▶ [Data for processing]
════════════════════
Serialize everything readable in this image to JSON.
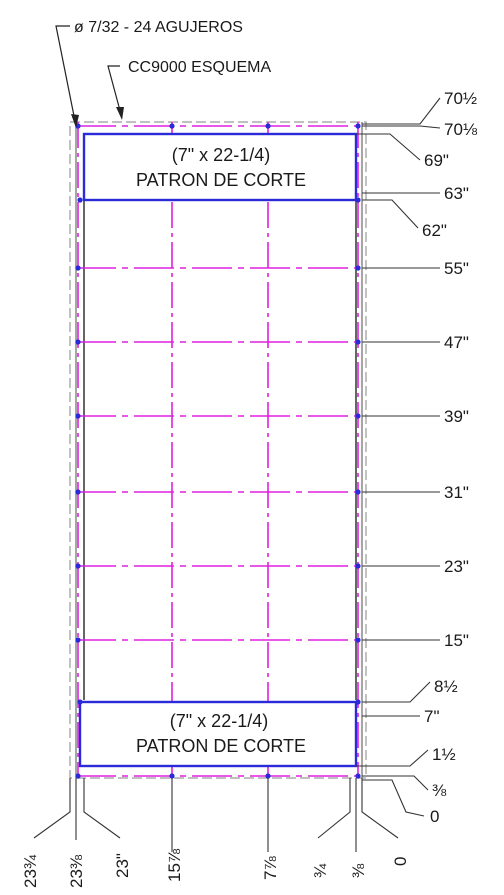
{
  "callouts": {
    "holes": "ø 7/32 - 24 AGUJEROS",
    "scheme": "CC9000 ESQUEMA"
  },
  "cut_patterns": {
    "top": {
      "size": "(7\" x 22-1/4)",
      "label": "PATRON DE CORTE"
    },
    "bottom": {
      "size": "(7\" x 22-1/4)",
      "label": "PATRON DE CORTE"
    }
  },
  "right_dimensions": [
    "70½",
    "70⅛",
    "69\"",
    "63\"",
    "62\"",
    "55\"",
    "47\"",
    "39\"",
    "31\"",
    "23\"",
    "15\"",
    "8½",
    "7\"",
    "1½",
    "⅜",
    "0"
  ],
  "bottom_dimensions": [
    "23¾",
    "23⅜",
    "23\"",
    "15⅞",
    "7⅞",
    "¾",
    "⅜",
    "0"
  ],
  "colors": {
    "outline": "#3a3a3a",
    "box": "#2a2ad8",
    "grid": "#e020e0",
    "dashed": "#9a9a9a",
    "dot": "#2a2ad8"
  }
}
════════════════════
Output the data above without changes, apart from leaving out the pictures.

▶ [Solution for this exercise]
Serialize everything readable in this image to JSON.
{
  "callouts": {
    "holes": "ø 7/32 - 24 AGUJEROS",
    "scheme": "CC9000 ESQUEMA"
  },
  "cut_patterns": {
    "top": {
      "size": "(7\" x 22-1/4)",
      "label": "PATRON DE CORTE"
    },
    "bottom": {
      "size": "(7\" x 22-1/4)",
      "label": "PATRON DE CORTE"
    }
  },
  "right_dimensions": [
    "70½",
    "70⅛",
    "69\"",
    "63\"",
    "62\"",
    "55\"",
    "47\"",
    "39\"",
    "31\"",
    "23\"",
    "15\"",
    "8½",
    "7\"",
    "1½",
    "⅜",
    "0"
  ],
  "bottom_dimensions": [
    "23¾",
    "23⅜",
    "23\"",
    "15⅞",
    "7⅞",
    "¾",
    "⅜",
    "0"
  ],
  "colors": {
    "outline": "#3a3a3a",
    "box": "#2a2ad8",
    "grid": "#e020e0",
    "dashed": "#9a9a9a",
    "dot": "#2a2ad8"
  }
}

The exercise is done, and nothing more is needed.